::: Data supplied
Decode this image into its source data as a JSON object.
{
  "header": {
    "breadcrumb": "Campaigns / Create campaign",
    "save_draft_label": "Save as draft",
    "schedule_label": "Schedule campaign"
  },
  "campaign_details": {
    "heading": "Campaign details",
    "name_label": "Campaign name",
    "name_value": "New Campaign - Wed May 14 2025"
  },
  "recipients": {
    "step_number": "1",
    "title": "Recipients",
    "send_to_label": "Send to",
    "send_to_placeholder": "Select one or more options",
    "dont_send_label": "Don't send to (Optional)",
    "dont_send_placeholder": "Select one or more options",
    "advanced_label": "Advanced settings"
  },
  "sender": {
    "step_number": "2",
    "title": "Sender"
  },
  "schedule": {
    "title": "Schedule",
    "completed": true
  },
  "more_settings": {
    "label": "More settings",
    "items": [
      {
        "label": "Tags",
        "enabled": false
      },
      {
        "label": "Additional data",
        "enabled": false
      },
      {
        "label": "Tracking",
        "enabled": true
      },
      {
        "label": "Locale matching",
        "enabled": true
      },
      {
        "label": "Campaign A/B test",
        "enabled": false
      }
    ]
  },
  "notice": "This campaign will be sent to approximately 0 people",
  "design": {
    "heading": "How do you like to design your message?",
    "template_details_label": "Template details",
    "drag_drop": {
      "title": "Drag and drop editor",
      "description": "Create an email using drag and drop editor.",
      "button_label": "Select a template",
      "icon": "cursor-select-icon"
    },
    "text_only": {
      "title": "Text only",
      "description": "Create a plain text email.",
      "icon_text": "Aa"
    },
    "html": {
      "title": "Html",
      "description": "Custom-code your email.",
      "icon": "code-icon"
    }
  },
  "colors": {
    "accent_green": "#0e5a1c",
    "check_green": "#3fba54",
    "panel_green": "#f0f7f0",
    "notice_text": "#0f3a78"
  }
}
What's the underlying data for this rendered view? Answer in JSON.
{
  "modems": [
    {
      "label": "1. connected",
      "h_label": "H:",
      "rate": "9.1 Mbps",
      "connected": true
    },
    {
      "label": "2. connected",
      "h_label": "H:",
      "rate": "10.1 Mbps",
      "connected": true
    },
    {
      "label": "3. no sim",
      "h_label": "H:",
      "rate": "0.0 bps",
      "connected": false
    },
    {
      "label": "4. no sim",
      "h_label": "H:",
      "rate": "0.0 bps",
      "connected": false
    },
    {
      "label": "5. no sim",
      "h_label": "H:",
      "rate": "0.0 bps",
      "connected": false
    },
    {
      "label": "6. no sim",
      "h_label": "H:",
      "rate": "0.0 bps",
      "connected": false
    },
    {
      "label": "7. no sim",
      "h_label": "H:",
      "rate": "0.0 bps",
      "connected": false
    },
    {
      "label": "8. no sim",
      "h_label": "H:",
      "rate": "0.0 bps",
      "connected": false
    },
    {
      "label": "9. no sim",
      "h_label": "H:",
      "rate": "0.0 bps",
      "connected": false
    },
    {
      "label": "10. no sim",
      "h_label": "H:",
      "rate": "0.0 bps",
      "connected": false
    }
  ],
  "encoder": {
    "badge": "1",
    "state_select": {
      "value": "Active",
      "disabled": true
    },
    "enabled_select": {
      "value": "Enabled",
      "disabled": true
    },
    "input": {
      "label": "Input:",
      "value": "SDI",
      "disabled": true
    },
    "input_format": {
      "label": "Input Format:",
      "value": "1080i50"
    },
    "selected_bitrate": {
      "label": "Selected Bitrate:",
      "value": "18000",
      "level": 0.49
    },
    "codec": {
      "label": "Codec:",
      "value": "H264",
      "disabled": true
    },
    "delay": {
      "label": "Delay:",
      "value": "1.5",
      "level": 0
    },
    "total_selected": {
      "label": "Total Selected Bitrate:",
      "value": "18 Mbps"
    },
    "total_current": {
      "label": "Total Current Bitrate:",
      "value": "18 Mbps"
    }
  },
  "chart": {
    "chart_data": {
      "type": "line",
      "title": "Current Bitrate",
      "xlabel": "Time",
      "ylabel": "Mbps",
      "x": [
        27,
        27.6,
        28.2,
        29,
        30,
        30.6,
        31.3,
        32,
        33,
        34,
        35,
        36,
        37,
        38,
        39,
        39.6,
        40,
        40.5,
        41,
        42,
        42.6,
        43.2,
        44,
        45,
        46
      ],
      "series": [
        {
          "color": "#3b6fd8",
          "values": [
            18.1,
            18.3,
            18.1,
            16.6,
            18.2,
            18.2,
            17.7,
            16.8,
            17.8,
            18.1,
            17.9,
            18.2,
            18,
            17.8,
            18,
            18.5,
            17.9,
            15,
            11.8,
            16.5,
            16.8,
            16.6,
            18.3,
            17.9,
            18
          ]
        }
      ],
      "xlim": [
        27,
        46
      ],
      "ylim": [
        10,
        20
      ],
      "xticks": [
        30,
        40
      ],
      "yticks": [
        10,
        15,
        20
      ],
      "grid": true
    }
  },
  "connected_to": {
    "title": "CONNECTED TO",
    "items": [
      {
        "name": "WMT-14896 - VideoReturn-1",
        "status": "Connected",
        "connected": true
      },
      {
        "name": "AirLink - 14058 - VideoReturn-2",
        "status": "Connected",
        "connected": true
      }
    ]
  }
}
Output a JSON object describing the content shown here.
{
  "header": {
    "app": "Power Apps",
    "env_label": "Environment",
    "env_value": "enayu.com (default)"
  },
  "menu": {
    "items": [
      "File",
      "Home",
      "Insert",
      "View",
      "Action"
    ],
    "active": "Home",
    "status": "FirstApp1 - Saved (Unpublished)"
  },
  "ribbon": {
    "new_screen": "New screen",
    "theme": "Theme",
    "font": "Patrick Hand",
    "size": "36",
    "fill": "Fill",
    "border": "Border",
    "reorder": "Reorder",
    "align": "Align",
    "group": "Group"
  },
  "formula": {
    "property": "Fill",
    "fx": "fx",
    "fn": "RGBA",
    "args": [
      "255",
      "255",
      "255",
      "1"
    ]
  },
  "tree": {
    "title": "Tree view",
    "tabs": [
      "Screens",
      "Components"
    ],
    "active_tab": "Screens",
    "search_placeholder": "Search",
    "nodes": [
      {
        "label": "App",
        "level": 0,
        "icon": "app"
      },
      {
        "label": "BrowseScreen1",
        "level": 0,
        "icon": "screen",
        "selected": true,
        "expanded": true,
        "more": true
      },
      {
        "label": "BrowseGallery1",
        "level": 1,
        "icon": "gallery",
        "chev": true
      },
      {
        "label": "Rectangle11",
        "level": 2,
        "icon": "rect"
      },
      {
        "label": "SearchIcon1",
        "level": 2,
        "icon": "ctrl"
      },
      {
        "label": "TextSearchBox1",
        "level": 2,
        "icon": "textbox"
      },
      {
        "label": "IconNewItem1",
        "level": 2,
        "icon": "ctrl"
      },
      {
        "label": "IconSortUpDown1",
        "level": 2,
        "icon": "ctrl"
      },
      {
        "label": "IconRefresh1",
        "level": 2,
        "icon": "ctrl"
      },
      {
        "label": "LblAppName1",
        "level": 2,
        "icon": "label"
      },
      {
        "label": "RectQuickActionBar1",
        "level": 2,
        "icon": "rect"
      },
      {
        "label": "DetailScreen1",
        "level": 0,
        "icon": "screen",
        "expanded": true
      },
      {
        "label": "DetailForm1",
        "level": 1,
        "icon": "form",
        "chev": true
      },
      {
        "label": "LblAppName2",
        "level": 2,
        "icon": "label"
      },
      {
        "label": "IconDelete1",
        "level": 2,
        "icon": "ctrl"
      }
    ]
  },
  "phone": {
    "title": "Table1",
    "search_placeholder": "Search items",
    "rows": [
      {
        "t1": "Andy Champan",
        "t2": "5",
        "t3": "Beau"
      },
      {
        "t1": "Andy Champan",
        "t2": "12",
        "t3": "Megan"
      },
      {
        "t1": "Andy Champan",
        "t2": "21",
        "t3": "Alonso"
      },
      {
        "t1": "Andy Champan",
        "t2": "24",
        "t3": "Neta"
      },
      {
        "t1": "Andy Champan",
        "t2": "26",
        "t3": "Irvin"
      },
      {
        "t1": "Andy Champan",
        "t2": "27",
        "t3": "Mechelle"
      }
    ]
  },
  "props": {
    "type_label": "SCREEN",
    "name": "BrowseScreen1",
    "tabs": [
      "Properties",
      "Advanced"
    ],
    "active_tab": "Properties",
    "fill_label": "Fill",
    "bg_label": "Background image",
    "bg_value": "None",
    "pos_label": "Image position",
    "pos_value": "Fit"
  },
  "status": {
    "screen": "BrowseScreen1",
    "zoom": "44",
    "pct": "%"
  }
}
::::::
◆ Task objective:
Which lines contain "status"? Copy each of them.

◆ Final result:
        "status": "Connected",
        "status": "Connected",
    "status": "FirstApp1 - Saved (Unpublished)"
  "status": {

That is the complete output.